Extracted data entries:
(begin)

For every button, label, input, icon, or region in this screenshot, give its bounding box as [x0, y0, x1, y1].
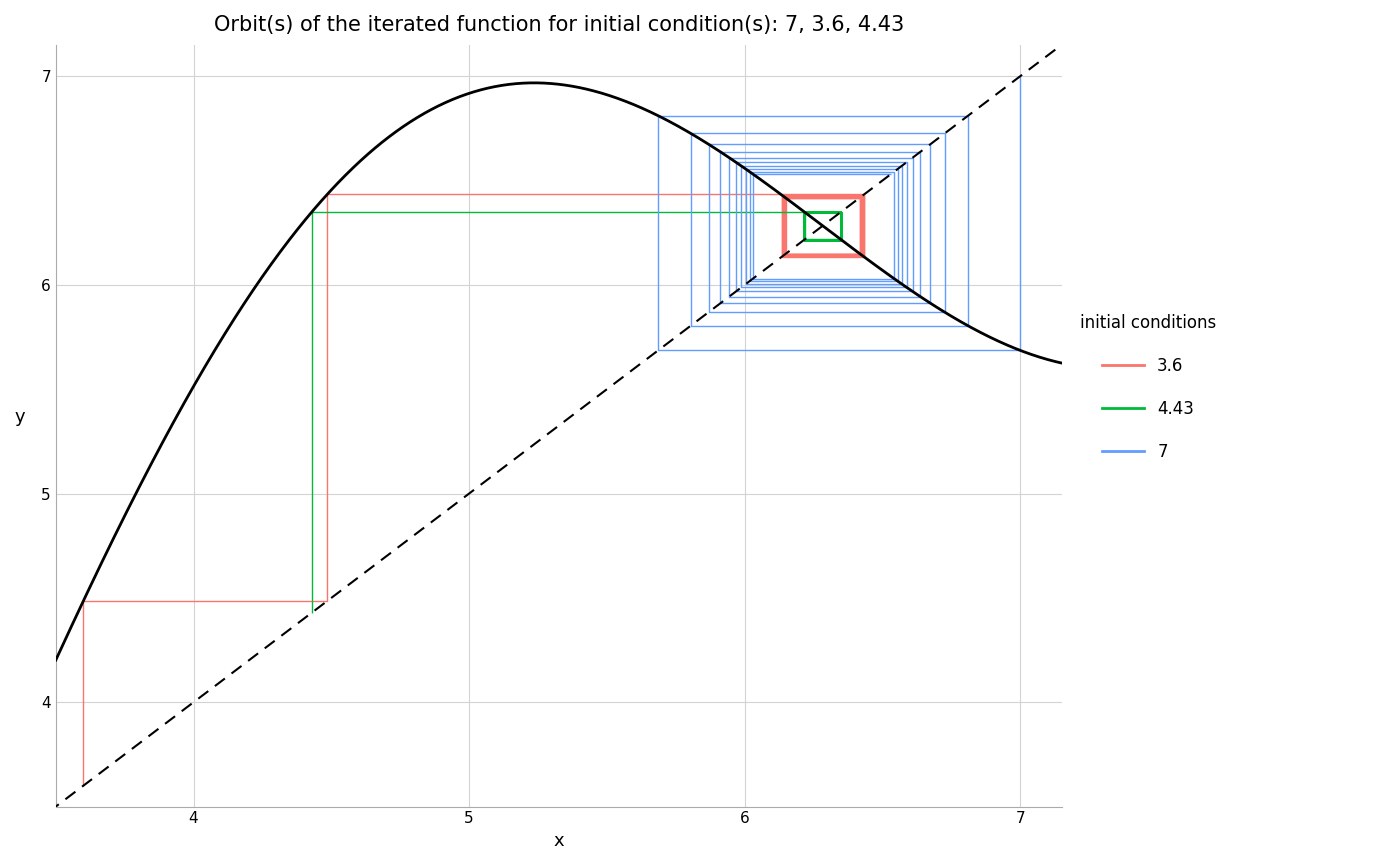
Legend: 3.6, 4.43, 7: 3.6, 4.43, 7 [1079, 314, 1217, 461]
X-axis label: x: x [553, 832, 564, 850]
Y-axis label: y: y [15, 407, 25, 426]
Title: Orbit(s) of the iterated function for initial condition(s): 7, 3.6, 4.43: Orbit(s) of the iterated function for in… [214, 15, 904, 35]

(end)

- _What to work on_
Rewrite the entries above as a two-column CSV with the headers "request" and "response", one row per request, and each field enclosed in double quotes with any line breaks replaced by spaces. Leave the pictures out.

- _Written solution_
request,response
"For every button, label, input, icon, or region in this screenshot, give its bounding box as [x0, y0, x1, y1].","Legend: 3.6, 4.43, 7: 3.6, 4.43, 7 [1079, 314, 1217, 461] X-axis label: x: x [553, 832, 564, 850] Y-axis label: y: y [15, 407, 25, 426] Title: Orbit(s) of the iterated function for initial condition(s): 7, 3.6, 4.43: Orbit(s) of the iterated function for in… [214, 15, 904, 35]"